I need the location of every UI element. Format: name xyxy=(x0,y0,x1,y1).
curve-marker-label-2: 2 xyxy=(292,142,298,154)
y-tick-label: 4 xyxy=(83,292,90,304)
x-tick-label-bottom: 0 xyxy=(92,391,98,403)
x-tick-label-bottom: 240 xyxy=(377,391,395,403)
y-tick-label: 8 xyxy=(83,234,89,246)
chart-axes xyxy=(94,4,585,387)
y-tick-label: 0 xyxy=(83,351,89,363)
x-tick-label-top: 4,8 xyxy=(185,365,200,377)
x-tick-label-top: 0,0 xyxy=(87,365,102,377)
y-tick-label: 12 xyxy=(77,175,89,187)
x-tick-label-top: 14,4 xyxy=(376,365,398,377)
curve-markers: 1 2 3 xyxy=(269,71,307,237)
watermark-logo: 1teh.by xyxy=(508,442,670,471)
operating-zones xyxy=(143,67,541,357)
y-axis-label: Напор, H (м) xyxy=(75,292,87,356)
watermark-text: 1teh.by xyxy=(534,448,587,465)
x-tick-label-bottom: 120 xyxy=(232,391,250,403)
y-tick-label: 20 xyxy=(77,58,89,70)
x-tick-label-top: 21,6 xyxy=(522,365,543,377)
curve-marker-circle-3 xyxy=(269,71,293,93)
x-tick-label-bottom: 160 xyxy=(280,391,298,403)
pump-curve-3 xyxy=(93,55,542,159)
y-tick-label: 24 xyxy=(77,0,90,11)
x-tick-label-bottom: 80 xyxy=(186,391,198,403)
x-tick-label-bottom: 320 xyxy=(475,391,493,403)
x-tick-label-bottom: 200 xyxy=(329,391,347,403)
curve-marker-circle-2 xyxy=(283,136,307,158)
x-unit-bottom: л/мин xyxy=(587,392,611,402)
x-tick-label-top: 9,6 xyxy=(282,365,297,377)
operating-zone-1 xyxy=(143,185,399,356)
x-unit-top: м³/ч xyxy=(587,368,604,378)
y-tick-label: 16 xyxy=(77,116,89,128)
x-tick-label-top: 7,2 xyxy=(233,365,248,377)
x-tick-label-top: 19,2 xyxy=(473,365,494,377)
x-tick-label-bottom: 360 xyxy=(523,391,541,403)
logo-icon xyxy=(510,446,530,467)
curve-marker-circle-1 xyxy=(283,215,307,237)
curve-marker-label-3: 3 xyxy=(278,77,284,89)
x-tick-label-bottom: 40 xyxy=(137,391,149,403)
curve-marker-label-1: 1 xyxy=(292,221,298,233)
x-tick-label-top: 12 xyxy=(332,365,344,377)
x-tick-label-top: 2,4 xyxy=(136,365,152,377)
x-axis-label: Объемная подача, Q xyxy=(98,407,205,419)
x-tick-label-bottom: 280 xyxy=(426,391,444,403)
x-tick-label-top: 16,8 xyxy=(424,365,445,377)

++++++

Update the entries above by replacing each "x-tick-label-top" with "x-tick-label-upper", keeping everything else unchanged.

**Result of this exercise:**
I need the location of every UI element. Format: name xyxy=(x0,y0,x1,y1).
curve-marker-label-2: 2 xyxy=(292,142,298,154)
y-tick-label: 4 xyxy=(83,292,90,304)
x-tick-label-bottom: 0 xyxy=(92,391,98,403)
x-tick-label-bottom: 240 xyxy=(377,391,395,403)
y-tick-label: 8 xyxy=(83,234,89,246)
chart-axes xyxy=(94,4,585,387)
y-tick-label: 0 xyxy=(83,351,89,363)
x-tick-label-upper: 4,8 xyxy=(185,365,200,377)
x-tick-label-upper: 0,0 xyxy=(87,365,102,377)
y-tick-label: 12 xyxy=(77,175,89,187)
x-tick-label-upper: 14,4 xyxy=(376,365,398,377)
curve-markers: 1 2 3 xyxy=(269,71,307,237)
watermark-logo: 1teh.by xyxy=(508,442,670,471)
operating-zones xyxy=(143,67,541,357)
y-axis-label: Напор, H (м) xyxy=(75,292,87,356)
watermark-text: 1teh.by xyxy=(534,448,587,465)
x-tick-label-bottom: 120 xyxy=(232,391,250,403)
y-tick-label: 20 xyxy=(77,58,89,70)
x-tick-label-upper: 21,6 xyxy=(522,365,543,377)
curve-marker-circle-3 xyxy=(269,71,293,93)
x-tick-label-bottom: 160 xyxy=(280,391,298,403)
pump-curve-3 xyxy=(93,55,542,159)
y-tick-label: 24 xyxy=(77,0,90,11)
x-tick-label-bottom: 80 xyxy=(186,391,198,403)
x-tick-label-bottom: 320 xyxy=(475,391,493,403)
x-tick-label-bottom: 200 xyxy=(329,391,347,403)
curve-marker-circle-2 xyxy=(283,136,307,158)
x-unit-bottom: л/мин xyxy=(587,392,611,402)
x-tick-label-upper: 9,6 xyxy=(282,365,297,377)
operating-zone-1 xyxy=(143,185,399,356)
x-unit-top: м³/ч xyxy=(587,368,604,378)
y-tick-label: 16 xyxy=(77,116,89,128)
x-tick-label-upper: 7,2 xyxy=(233,365,248,377)
x-tick-label-upper: 19,2 xyxy=(473,365,494,377)
x-tick-label-bottom: 360 xyxy=(523,391,541,403)
logo-icon xyxy=(510,446,530,467)
curve-marker-circle-1 xyxy=(283,215,307,237)
curve-marker-label-3: 3 xyxy=(278,77,284,89)
x-tick-label-bottom: 40 xyxy=(137,391,149,403)
curve-marker-label-1: 1 xyxy=(292,221,298,233)
x-tick-label-upper: 12 xyxy=(332,365,344,377)
x-tick-label-upper: 2,4 xyxy=(136,365,152,377)
x-axis-label: Объемная подача, Q xyxy=(98,407,205,419)
x-tick-label-bottom: 280 xyxy=(426,391,444,403)
x-tick-label-upper: 16,8 xyxy=(424,365,445,377)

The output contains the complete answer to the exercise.